### Exercise input
####
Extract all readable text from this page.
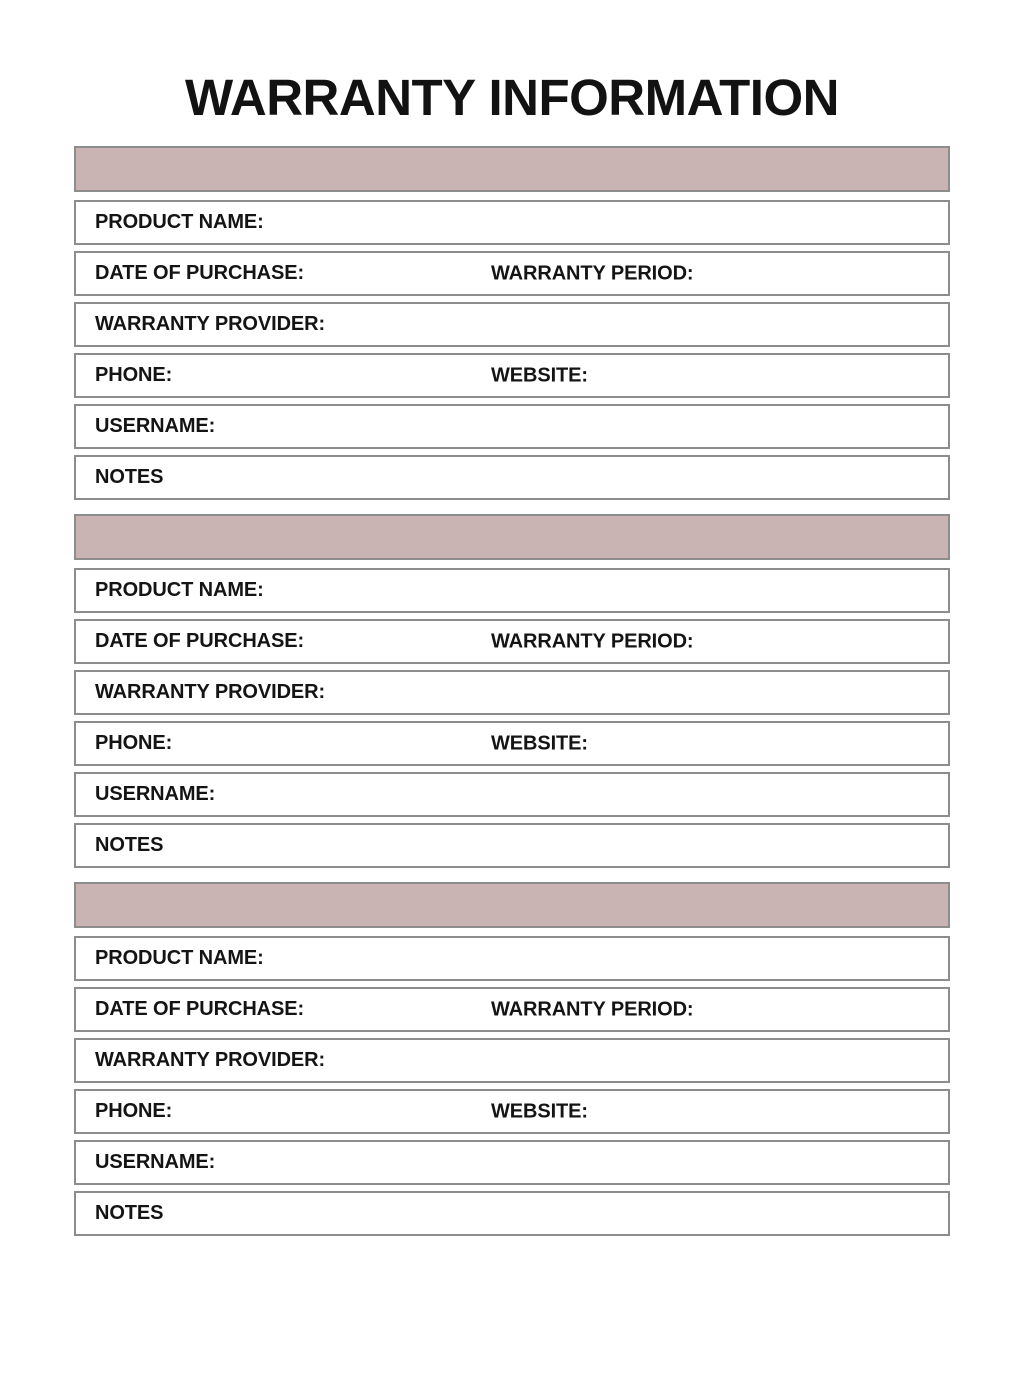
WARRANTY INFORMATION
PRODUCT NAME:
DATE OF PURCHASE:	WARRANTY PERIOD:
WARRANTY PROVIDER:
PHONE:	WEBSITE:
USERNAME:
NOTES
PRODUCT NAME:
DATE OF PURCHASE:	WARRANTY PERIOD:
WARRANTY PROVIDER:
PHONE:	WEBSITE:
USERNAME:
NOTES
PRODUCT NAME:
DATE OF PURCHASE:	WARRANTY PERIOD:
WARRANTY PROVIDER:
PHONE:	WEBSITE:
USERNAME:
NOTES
####
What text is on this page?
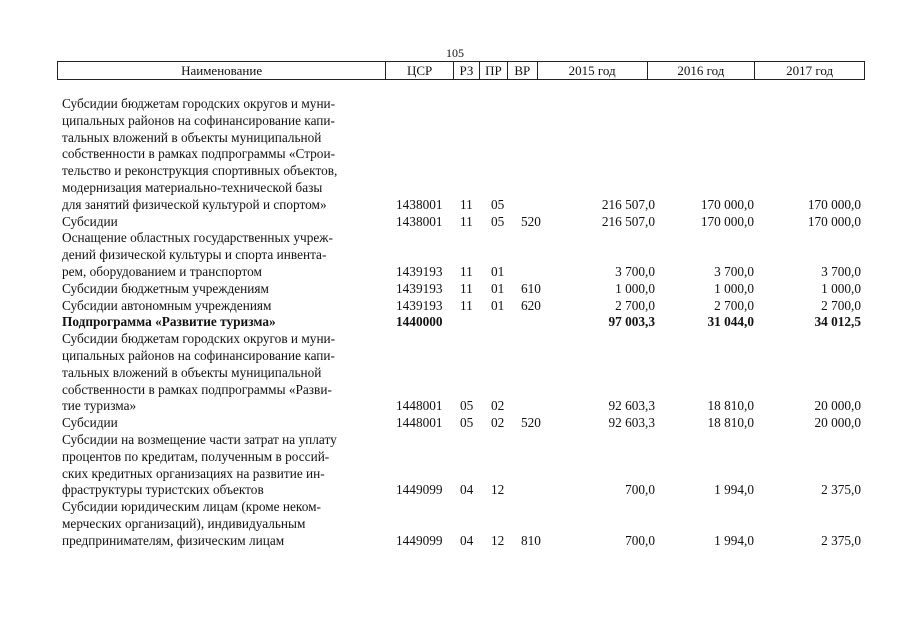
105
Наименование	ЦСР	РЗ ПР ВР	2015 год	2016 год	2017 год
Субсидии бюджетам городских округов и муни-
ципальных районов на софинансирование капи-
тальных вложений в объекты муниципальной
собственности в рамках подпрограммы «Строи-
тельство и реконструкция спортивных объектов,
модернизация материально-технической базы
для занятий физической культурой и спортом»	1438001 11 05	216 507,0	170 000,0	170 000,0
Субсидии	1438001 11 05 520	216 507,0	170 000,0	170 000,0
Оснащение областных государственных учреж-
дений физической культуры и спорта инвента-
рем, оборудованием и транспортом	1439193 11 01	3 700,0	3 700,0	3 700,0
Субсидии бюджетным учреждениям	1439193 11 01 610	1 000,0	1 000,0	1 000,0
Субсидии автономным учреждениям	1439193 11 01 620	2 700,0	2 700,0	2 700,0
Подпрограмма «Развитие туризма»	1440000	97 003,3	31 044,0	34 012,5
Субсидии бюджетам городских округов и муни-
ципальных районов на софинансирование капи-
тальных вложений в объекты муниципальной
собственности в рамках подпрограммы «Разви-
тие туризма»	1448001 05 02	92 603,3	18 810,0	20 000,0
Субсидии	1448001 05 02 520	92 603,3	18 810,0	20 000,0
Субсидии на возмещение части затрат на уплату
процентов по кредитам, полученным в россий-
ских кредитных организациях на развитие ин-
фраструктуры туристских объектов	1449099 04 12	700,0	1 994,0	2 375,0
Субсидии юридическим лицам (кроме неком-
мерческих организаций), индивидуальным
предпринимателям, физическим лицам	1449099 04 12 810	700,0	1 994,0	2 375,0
####
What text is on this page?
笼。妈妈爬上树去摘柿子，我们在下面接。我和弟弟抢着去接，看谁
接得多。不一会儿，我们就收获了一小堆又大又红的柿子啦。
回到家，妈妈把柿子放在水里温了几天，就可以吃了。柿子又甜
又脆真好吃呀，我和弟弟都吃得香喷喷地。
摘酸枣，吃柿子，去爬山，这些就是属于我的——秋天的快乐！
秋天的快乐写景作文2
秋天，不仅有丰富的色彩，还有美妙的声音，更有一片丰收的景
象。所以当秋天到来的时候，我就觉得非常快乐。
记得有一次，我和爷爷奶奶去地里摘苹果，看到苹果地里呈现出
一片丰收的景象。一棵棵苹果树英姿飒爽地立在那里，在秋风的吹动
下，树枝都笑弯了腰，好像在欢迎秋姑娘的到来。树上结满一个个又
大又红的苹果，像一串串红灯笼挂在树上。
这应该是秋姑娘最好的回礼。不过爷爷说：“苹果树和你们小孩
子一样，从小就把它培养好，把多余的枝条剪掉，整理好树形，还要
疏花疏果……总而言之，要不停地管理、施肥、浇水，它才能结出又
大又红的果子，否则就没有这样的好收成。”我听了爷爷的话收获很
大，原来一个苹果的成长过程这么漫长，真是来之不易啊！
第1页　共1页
####
Look through the listing above and count the lines where the string "собственности" appears. Report the number only.

2